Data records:
** START **

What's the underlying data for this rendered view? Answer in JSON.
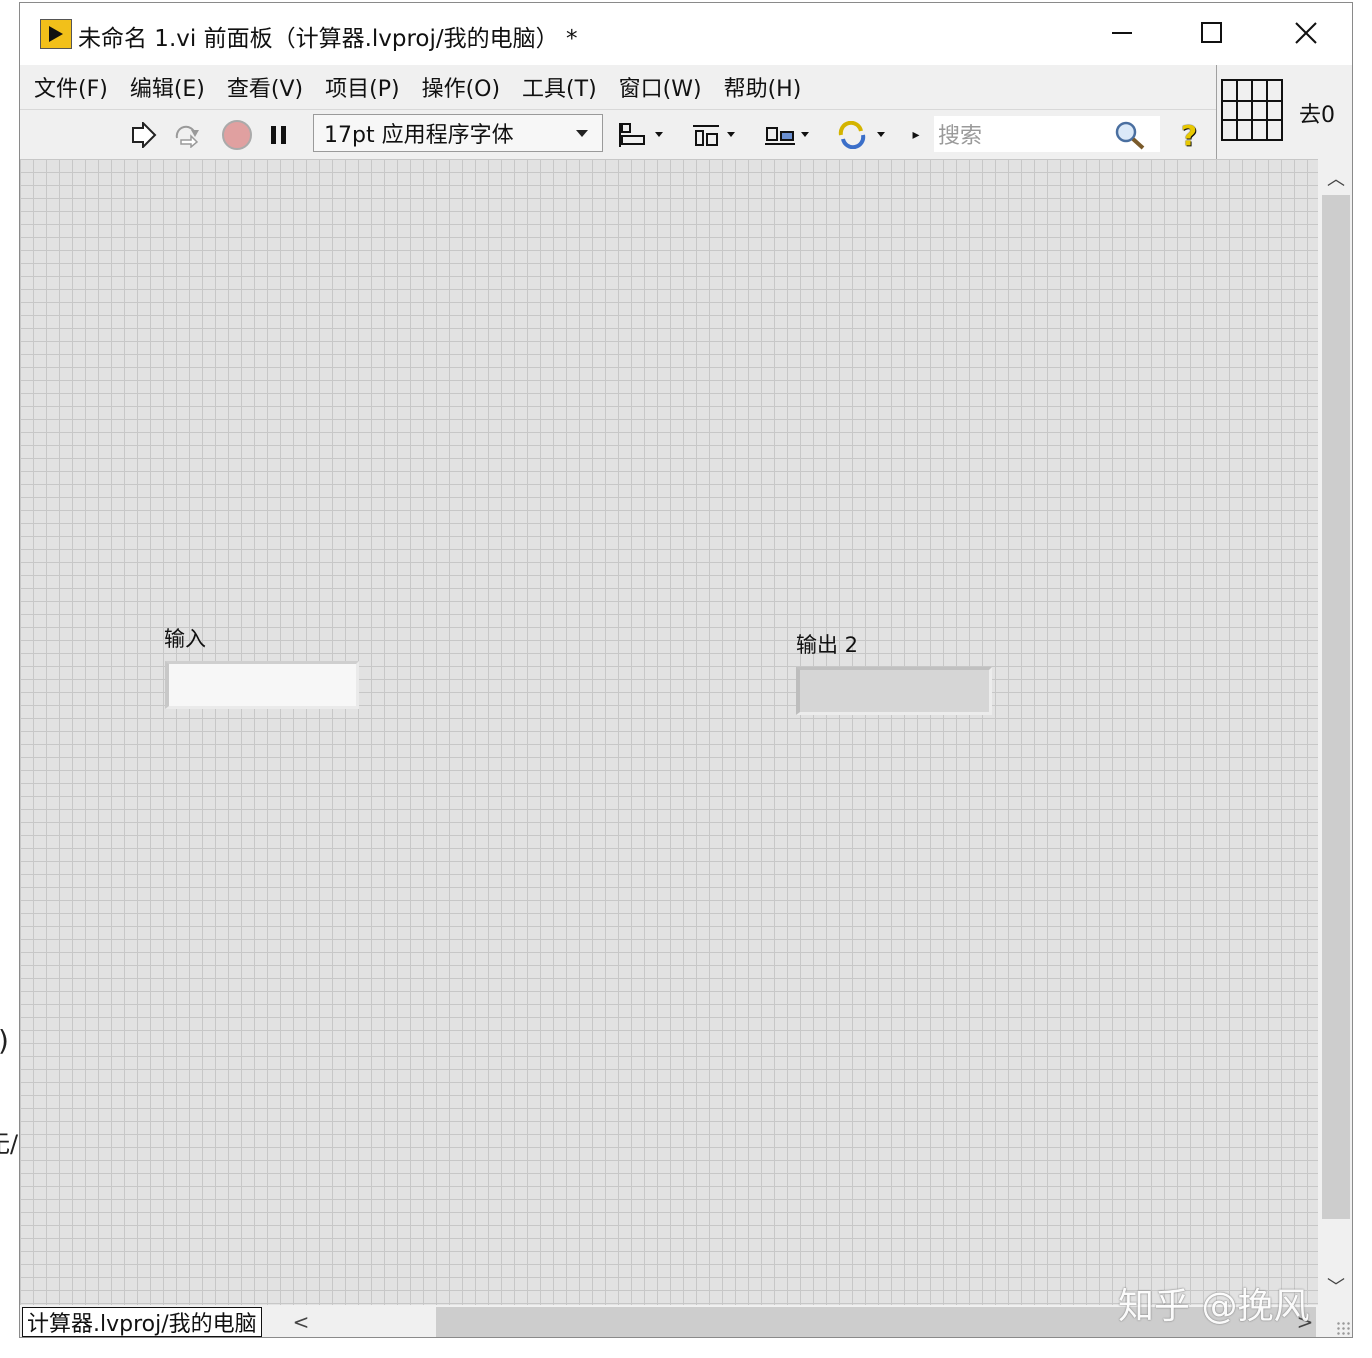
{
  "window": {
    "title": "未命名 1.vi 前面板（计算器.lvproj/我的电脑） *",
    "controls": {
      "minimize": "—",
      "maximize": "☐",
      "close": "✕"
    }
  },
  "menubar": {
    "items": [
      "文件(F)",
      "编辑(E)",
      "查看(V)",
      "项目(P)",
      "操作(O)",
      "工具(T)",
      "窗口(W)",
      "帮助(H)"
    ]
  },
  "toolbar": {
    "icons": [
      "run-arrow-icon",
      "run-continuously-icon",
      "abort-icon",
      "pause-icon"
    ],
    "font_selector": "17pt 应用程序字体",
    "align_icons": [
      "align-objects-icon",
      "distribute-objects-icon",
      "resize-objects-icon",
      "reorder-icon"
    ],
    "search_placeholder": "搜索",
    "help_label": "?"
  },
  "connector_pane": {
    "icon_label": "去0"
  },
  "front_panel": {
    "controls": [
      {
        "label": "输入",
        "type": "numeric-control",
        "value": ""
      },
      {
        "label": "输出 2",
        "type": "numeric-indicator",
        "value": ""
      }
    ]
  },
  "statusbar": {
    "context": "计算器.lvproj/我的电脑",
    "scroll_left": "<",
    "scroll_right": ">"
  },
  "watermark": "知乎 @挽风",
  "background": {
    "glyph_1": ")",
    "glyph_2": "无/"
  },
  "colors": {
    "panel_bg": "#e2e2e2",
    "grid_line": "#c7c7c7",
    "window_chrome": "#f0f0f0",
    "app_icon": "#f2c01a",
    "abort_button": "#e0a0a0"
  }
}
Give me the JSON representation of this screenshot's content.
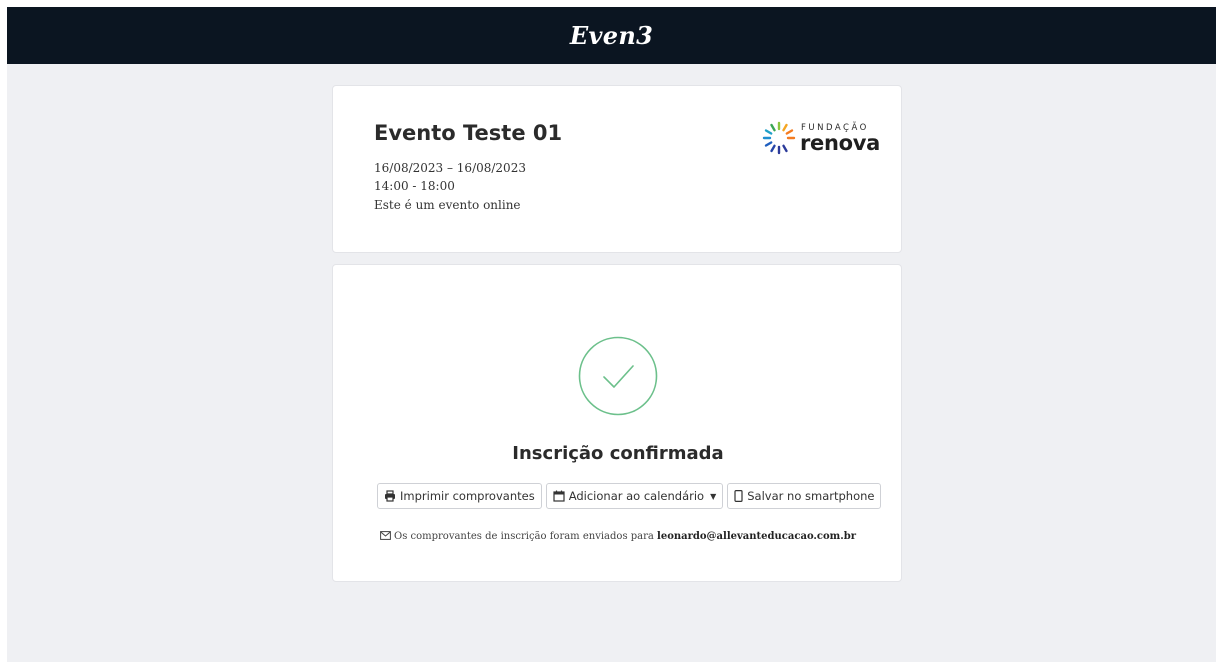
{
  "header": {
    "brand": "Even3"
  },
  "event": {
    "title": "Evento Teste 01",
    "dates": "16/08/2023 – 16/08/2023",
    "time": "14:00 - 18:00",
    "mode": "Este é um evento online",
    "logo": {
      "top_text": "FUNDAÇÃO",
      "main_text": "renova"
    }
  },
  "confirmation": {
    "title": "Inscrição confirmada",
    "buttons": {
      "print": "Imprimir comprovantes",
      "calendar": "Adicionar ao calendário",
      "smartphone": "Salvar no smartphone"
    },
    "note_prefix": "Os comprovantes de inscrição foram enviados para",
    "email": "leonardo@allevanteducacao.com.br"
  },
  "colors": {
    "topbar": "#0b1521",
    "background": "#eff0f3",
    "success": "#6cc08b"
  },
  "icons": {
    "print": "printer-icon",
    "calendar": "calendar-icon",
    "smartphone": "smartphone-icon",
    "mail": "envelope-icon",
    "check": "check-circle-icon"
  }
}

** END **

→ **SET TASK**
Print once more, exactly, the lines from the one with "Give me the" through the last line of the data, both ends included, without any pictures.

→ **ANSWER TO THIS TASK**
Give me the JSON representation of this screenshot's content.
{
  "header": {
    "brand": "Even3"
  },
  "event": {
    "title": "Evento Teste 01",
    "dates": "16/08/2023 – 16/08/2023",
    "time": "14:00 - 18:00",
    "mode": "Este é um evento online",
    "logo": {
      "top_text": "FUNDAÇÃO",
      "main_text": "renova"
    }
  },
  "confirmation": {
    "title": "Inscrição confirmada",
    "buttons": {
      "print": "Imprimir comprovantes",
      "calendar": "Adicionar ao calendário",
      "smartphone": "Salvar no smartphone"
    },
    "note_prefix": "Os comprovantes de inscrição foram enviados para",
    "email": "leonardo@allevanteducacao.com.br"
  },
  "colors": {
    "topbar": "#0b1521",
    "background": "#eff0f3",
    "success": "#6cc08b"
  },
  "icons": {
    "print": "printer-icon",
    "calendar": "calendar-icon",
    "smartphone": "smartphone-icon",
    "mail": "envelope-icon",
    "check": "check-circle-icon"
  }
}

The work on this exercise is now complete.